1706672 (Refugee)

Case

[2020] AATA 1268

1 May 2020


1706672 (Refugee) [2020] AATA 1268 (1 May 2020)

DECISION RECORD

DIVISION:Migration & Refugee Division

CASE NUMBER:  1706672

COUNTRY OF REFERENCE:                   Malaysia

MEMBER:Mary Urquhart

DATE:1 May 2020

PLACE OF DECISION:  Melbourne

DECISION:The Tribunal affirms the decision not to grant the applicant a protection visa.

Statement made on 01 May 2020 at 12:48pm

CATCHWORDS

REFUGEE – protection visa – Malaysia – applicant left Australia – in third country with Australian permanent resident husband for his job there – own passport expired – no visa to return to Australia – application under review affirmed

LEGISLATION

Migration Act 1958 (Cth), ss 36(2), 65(1)

Any references appearing in square brackets indicate that information has been omitted from this decision pursuant to section 431 of the Migration Act 1958 and replaced with generic information which does not allow the identification of an applicant, or their relative or other dependants.

STATEMENT OF DECISION AND REASONS

APPLICATION FOR REVIEW

  1. This is an application for review of a decision made by a delegate of the Minister for Immigration and Border Protection on 8 March 2017 to refuse to grant the applicant a protection visa under s.65 of the Migration Act 1958 (the Act). The applicant, who claims to be a citizen of Malaysia applied for the visa on 28 October 2016.

  2. For the following reasons, the Tribunal has decided to affirm the decision under review.

    CONSIDERATION OF CLAIMS AND EVIDENCE

  3. Under s.65(1) a visa may be granted only if the decision maker is satisfied that the prescribed criteria for the visa have been satisfied.

_Data records_
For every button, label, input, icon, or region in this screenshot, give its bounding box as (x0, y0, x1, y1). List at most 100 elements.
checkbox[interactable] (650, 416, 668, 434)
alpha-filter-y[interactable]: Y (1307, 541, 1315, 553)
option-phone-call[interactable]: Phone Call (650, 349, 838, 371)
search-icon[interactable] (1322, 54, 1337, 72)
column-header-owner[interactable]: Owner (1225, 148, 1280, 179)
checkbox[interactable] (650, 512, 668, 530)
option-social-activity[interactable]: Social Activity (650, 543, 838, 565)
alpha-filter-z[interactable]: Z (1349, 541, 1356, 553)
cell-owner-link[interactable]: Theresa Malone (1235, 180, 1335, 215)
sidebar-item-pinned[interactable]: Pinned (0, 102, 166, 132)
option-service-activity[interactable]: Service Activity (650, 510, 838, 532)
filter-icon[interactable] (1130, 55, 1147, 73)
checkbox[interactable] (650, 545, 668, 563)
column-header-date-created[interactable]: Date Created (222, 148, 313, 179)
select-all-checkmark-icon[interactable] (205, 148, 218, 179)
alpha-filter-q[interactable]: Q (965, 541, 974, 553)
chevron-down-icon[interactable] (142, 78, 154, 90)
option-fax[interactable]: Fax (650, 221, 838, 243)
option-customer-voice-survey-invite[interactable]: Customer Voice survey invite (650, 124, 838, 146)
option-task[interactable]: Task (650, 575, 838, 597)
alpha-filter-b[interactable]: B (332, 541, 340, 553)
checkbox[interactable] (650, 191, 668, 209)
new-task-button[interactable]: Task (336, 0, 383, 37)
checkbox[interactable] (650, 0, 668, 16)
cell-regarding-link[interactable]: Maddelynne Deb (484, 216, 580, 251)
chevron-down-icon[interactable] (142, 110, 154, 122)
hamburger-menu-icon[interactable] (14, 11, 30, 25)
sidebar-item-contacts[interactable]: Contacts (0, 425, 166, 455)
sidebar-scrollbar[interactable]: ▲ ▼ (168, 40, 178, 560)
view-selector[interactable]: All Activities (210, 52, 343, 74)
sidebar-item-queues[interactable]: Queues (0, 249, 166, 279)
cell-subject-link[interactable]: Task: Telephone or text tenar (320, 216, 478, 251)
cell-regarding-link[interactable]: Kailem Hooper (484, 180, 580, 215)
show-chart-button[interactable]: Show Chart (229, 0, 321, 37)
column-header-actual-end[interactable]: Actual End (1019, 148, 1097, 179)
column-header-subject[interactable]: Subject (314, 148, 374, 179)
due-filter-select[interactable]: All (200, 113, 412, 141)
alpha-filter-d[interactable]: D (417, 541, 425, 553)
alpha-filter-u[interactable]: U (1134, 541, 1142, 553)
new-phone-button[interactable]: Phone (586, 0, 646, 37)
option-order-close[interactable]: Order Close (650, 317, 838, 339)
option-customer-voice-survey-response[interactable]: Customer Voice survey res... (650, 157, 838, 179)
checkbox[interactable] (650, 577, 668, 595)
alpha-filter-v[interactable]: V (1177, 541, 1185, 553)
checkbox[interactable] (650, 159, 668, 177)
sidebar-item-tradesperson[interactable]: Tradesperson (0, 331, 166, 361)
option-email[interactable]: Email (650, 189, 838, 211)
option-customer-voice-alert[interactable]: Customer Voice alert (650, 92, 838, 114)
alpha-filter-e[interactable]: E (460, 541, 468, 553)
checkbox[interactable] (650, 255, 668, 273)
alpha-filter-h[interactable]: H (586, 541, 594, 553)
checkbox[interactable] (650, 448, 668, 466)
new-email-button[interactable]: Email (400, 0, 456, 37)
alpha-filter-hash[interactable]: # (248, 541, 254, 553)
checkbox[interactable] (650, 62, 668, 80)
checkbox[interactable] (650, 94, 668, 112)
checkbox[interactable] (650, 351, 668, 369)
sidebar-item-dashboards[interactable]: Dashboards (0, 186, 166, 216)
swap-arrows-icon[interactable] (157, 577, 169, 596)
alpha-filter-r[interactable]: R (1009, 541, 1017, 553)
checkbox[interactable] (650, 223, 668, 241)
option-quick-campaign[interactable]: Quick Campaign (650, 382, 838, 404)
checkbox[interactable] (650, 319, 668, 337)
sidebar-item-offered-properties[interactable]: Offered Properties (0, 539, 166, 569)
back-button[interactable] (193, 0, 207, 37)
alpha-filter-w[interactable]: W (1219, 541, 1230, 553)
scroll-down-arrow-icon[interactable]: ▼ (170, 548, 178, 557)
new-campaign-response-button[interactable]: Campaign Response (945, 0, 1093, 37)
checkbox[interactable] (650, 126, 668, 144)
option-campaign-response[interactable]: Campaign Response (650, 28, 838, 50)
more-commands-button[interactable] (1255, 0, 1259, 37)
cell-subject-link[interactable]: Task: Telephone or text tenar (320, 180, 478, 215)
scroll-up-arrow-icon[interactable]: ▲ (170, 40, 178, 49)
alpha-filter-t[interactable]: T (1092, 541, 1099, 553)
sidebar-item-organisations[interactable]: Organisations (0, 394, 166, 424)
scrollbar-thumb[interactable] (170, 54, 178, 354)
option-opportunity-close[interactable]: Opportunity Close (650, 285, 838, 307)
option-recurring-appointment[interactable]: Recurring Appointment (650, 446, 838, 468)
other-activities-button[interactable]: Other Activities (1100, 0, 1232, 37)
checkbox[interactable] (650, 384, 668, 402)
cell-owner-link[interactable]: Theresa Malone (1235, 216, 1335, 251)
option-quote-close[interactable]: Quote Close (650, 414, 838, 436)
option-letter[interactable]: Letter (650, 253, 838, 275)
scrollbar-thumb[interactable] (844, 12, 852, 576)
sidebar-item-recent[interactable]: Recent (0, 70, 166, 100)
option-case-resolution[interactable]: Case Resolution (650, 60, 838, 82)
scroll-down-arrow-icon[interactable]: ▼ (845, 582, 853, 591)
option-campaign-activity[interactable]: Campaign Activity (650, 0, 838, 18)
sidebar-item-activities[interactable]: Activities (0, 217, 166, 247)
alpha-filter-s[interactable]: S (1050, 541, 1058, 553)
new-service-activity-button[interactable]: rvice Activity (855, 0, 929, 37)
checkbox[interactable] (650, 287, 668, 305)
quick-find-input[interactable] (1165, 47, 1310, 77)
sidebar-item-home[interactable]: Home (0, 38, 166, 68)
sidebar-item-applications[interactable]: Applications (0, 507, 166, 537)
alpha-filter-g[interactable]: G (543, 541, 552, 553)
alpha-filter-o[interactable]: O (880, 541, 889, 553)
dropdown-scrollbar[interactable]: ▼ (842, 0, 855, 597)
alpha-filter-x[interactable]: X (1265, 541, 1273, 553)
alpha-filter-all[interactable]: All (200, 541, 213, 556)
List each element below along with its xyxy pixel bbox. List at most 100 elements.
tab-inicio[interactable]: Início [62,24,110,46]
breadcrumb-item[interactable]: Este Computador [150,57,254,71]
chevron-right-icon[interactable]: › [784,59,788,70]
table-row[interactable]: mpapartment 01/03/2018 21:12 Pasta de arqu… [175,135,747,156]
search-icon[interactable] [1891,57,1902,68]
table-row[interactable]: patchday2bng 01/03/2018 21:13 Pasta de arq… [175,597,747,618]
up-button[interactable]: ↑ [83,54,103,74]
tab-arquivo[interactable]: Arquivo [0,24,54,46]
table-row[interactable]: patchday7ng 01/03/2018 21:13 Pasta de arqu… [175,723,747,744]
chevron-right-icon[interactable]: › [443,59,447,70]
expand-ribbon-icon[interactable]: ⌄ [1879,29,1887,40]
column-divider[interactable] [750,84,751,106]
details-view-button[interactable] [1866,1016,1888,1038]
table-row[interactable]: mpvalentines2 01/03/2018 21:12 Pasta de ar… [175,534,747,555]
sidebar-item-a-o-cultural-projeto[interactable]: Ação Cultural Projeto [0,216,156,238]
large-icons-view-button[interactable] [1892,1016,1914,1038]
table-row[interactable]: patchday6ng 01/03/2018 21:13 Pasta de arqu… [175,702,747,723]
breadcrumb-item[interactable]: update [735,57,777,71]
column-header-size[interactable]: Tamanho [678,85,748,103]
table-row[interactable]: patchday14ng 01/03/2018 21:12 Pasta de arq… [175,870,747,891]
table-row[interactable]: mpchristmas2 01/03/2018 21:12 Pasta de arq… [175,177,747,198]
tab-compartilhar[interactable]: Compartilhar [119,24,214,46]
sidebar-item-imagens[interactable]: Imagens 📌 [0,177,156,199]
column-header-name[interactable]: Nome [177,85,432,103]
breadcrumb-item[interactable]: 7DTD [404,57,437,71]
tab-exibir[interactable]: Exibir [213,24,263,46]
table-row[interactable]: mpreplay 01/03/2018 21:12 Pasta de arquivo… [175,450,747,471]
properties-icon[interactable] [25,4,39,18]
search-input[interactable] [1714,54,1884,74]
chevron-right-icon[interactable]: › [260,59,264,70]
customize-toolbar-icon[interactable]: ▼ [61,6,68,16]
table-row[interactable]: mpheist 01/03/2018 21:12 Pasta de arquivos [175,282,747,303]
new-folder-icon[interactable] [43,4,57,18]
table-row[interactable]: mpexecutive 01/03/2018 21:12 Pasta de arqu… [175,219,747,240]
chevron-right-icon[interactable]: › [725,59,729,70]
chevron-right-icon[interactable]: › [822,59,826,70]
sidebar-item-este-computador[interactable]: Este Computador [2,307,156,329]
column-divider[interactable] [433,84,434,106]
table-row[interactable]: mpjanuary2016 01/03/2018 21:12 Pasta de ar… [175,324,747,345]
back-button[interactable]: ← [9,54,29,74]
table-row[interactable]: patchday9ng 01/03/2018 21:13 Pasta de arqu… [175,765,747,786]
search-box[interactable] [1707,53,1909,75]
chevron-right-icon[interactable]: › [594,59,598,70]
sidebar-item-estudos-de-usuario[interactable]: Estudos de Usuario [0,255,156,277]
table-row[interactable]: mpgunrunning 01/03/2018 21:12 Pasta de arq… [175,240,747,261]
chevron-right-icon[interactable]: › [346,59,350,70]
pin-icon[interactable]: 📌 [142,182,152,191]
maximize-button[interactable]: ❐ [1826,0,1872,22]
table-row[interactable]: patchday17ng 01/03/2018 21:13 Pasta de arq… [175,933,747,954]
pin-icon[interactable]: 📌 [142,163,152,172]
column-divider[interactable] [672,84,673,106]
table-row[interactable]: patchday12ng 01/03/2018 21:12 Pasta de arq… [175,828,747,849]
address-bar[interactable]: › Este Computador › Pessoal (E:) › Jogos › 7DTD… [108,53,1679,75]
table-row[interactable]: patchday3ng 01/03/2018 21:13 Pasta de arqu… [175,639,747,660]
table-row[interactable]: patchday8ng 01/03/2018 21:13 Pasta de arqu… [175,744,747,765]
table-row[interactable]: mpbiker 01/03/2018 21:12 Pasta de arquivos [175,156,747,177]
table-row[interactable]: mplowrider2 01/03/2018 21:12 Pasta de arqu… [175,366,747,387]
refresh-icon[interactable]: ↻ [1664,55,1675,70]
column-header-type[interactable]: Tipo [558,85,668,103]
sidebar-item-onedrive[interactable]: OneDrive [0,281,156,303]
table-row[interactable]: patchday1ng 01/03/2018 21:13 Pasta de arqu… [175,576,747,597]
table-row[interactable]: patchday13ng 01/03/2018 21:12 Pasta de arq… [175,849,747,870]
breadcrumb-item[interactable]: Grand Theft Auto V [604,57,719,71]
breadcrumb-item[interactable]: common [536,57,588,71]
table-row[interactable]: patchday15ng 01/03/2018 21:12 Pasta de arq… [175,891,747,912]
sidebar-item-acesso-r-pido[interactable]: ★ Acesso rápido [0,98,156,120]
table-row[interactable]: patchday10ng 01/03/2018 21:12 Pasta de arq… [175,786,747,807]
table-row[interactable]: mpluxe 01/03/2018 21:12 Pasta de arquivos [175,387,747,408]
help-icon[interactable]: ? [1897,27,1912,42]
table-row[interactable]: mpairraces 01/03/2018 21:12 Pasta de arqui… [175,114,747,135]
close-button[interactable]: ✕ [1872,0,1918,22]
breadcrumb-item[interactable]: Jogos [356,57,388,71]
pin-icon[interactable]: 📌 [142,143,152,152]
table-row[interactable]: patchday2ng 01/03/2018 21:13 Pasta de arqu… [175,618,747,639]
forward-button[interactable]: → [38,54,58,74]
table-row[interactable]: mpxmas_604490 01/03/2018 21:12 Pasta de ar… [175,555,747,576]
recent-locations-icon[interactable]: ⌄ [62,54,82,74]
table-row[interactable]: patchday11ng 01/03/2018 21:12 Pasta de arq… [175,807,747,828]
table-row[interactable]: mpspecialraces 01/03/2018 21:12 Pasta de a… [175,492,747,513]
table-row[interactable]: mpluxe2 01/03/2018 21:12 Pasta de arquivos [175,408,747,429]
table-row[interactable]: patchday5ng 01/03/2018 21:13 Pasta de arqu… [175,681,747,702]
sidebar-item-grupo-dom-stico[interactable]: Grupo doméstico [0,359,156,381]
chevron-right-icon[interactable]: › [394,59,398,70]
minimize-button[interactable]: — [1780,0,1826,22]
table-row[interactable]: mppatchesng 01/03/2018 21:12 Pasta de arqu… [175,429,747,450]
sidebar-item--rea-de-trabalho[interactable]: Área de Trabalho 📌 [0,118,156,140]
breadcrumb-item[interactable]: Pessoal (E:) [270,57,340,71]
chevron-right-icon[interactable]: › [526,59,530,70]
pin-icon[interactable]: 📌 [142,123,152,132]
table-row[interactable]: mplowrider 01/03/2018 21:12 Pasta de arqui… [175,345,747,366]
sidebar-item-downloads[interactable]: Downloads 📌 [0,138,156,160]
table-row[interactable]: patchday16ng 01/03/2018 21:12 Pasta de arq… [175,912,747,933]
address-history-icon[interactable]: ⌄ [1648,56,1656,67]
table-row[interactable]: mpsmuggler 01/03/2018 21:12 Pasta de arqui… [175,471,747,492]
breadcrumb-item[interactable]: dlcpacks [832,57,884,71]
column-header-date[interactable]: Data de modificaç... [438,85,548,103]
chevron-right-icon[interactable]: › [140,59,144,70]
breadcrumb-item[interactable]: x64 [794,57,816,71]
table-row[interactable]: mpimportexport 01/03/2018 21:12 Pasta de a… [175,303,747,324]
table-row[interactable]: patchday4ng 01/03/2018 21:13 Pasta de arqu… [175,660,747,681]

_Challenges_
- A) In the tribunal decision, copy the passage starting at the words "CASE NUMBER:  1706672" and ending after the words "a protection visa.".
- B) According to the tribunal decision, on what date did the applicant apply for the protection visa?
The lines are separate material and are not part of the tribunal decision.

_Final answers_
- A)
CASE NUMBER:  1706672

COUNTRY OF REFERENCE:                   Malaysia

MEMBER:Mary Urquhart

DATE:1 May 2020

PLACE OF DECISION:  Melbourne

DECISION:The Tribunal affirms the decision not to grant the applicant a protection visa.

- B) 28 October 2016